### [Task to carry out]
Copy each line of the data below with the word "text".

### [Exercise materials]
•••
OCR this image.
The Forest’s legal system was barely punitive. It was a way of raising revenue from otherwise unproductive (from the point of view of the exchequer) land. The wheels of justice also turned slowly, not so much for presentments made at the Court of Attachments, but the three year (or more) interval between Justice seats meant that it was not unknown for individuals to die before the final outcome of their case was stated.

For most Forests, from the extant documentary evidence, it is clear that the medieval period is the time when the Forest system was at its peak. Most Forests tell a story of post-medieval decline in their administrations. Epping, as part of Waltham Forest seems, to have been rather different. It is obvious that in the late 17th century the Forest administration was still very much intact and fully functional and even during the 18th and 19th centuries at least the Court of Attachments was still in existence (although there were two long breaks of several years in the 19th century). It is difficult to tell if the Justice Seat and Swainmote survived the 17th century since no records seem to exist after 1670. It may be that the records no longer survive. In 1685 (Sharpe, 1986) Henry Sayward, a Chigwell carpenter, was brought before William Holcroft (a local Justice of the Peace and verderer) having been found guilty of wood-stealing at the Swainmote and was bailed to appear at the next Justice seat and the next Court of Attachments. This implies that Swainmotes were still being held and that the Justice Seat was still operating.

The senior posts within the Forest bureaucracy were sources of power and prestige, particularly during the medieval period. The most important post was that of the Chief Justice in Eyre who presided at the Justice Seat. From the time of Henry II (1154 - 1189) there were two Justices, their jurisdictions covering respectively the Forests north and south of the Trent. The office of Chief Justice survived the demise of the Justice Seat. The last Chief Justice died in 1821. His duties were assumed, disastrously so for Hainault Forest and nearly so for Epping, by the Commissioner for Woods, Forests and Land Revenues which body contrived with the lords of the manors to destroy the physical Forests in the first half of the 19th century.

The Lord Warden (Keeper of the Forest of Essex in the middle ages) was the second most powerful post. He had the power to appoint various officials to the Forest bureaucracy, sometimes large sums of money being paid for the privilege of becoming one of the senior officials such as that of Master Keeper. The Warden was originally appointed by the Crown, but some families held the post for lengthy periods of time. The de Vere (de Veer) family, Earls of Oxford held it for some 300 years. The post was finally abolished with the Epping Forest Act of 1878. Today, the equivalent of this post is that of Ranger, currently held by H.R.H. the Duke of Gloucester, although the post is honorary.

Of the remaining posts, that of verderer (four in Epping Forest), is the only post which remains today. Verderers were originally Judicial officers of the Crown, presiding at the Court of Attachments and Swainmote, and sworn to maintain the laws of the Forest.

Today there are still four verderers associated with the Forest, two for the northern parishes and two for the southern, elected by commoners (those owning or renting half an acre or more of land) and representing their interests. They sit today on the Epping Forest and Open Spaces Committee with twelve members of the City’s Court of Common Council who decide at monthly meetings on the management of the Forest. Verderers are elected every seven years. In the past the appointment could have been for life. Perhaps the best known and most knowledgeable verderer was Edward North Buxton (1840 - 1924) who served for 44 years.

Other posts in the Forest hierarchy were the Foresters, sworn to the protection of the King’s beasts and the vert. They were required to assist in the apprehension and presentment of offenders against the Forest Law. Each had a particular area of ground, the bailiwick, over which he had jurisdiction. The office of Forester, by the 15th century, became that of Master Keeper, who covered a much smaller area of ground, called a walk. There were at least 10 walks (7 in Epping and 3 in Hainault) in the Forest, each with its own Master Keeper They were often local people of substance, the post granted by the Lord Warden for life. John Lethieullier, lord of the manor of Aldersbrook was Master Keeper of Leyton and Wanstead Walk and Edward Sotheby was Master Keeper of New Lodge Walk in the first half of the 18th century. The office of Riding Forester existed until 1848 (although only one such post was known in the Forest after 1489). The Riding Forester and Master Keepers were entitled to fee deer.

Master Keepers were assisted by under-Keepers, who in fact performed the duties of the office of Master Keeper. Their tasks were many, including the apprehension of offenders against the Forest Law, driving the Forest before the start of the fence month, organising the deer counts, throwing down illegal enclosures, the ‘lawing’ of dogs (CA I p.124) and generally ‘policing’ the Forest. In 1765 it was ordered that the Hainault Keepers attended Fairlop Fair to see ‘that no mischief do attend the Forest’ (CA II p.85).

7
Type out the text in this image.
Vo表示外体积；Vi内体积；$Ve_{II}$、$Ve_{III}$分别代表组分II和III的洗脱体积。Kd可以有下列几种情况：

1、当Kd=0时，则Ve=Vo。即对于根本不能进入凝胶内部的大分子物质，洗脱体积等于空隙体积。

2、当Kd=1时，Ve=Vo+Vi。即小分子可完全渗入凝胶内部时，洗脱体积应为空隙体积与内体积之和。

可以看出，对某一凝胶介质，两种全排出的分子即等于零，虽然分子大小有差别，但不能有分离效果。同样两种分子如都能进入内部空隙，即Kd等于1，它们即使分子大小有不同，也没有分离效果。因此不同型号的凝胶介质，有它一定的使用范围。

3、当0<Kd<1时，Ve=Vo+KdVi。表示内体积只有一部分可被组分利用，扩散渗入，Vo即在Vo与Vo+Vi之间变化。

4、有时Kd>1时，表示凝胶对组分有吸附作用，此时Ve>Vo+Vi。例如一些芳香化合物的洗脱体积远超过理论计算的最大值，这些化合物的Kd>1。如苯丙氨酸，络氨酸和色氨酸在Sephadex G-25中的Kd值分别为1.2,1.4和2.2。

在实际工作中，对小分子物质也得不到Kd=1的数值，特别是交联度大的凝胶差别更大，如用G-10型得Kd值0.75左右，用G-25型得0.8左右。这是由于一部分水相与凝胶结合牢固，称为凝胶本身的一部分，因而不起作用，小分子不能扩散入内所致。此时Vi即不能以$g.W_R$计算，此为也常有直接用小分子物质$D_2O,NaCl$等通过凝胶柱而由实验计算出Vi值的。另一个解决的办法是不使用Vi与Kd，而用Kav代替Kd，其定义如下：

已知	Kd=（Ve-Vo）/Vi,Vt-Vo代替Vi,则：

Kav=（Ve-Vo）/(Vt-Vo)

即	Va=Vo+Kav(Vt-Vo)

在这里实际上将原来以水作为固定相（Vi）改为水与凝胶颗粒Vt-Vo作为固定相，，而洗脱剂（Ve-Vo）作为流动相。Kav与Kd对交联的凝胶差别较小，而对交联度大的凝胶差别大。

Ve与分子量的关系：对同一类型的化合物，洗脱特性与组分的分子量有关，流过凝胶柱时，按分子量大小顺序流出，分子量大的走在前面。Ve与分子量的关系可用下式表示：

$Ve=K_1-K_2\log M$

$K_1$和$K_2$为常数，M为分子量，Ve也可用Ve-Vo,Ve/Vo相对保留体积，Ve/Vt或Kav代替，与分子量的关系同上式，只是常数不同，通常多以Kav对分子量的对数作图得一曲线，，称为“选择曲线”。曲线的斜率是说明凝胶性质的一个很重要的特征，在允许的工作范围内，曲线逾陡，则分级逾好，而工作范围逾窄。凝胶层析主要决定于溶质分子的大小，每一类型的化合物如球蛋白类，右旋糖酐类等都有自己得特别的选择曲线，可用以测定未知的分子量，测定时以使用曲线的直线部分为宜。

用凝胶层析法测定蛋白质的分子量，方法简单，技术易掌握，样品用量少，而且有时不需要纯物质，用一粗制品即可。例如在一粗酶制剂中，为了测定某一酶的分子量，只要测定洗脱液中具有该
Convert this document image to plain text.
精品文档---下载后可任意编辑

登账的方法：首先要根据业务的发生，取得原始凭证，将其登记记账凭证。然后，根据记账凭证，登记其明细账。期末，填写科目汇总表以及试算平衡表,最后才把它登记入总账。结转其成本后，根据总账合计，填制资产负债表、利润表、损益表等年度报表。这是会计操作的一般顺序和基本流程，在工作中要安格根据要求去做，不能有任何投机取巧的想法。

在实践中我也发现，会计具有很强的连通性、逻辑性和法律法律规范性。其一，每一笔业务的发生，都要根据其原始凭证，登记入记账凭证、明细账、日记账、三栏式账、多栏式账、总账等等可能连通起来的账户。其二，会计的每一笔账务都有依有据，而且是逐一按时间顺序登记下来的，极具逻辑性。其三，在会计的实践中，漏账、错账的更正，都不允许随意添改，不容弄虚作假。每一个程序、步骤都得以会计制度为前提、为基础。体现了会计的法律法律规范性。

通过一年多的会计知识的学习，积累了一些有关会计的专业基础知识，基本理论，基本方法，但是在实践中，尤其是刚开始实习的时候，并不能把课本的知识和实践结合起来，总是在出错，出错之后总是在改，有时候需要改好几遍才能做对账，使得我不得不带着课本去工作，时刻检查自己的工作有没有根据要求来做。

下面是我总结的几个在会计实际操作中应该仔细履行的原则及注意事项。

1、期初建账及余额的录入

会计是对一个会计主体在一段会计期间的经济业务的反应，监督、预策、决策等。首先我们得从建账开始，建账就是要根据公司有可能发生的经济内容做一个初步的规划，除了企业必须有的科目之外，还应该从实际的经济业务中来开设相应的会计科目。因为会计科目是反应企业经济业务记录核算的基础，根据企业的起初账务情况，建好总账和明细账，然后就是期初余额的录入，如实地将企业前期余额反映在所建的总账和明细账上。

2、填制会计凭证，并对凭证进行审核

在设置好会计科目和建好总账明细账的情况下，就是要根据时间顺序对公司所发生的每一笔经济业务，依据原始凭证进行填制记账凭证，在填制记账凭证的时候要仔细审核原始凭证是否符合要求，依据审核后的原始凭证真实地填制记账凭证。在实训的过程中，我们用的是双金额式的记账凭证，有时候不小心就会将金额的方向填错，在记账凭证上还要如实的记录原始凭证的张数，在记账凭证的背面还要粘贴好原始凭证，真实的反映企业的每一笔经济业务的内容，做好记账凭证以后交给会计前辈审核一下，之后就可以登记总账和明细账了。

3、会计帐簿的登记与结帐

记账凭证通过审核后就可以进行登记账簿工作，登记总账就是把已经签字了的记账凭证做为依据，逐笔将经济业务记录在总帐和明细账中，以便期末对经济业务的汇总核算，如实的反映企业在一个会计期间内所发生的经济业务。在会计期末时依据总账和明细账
•••
### [Answer to the task]
Type out the text in this image.
Convert this document image to plain text.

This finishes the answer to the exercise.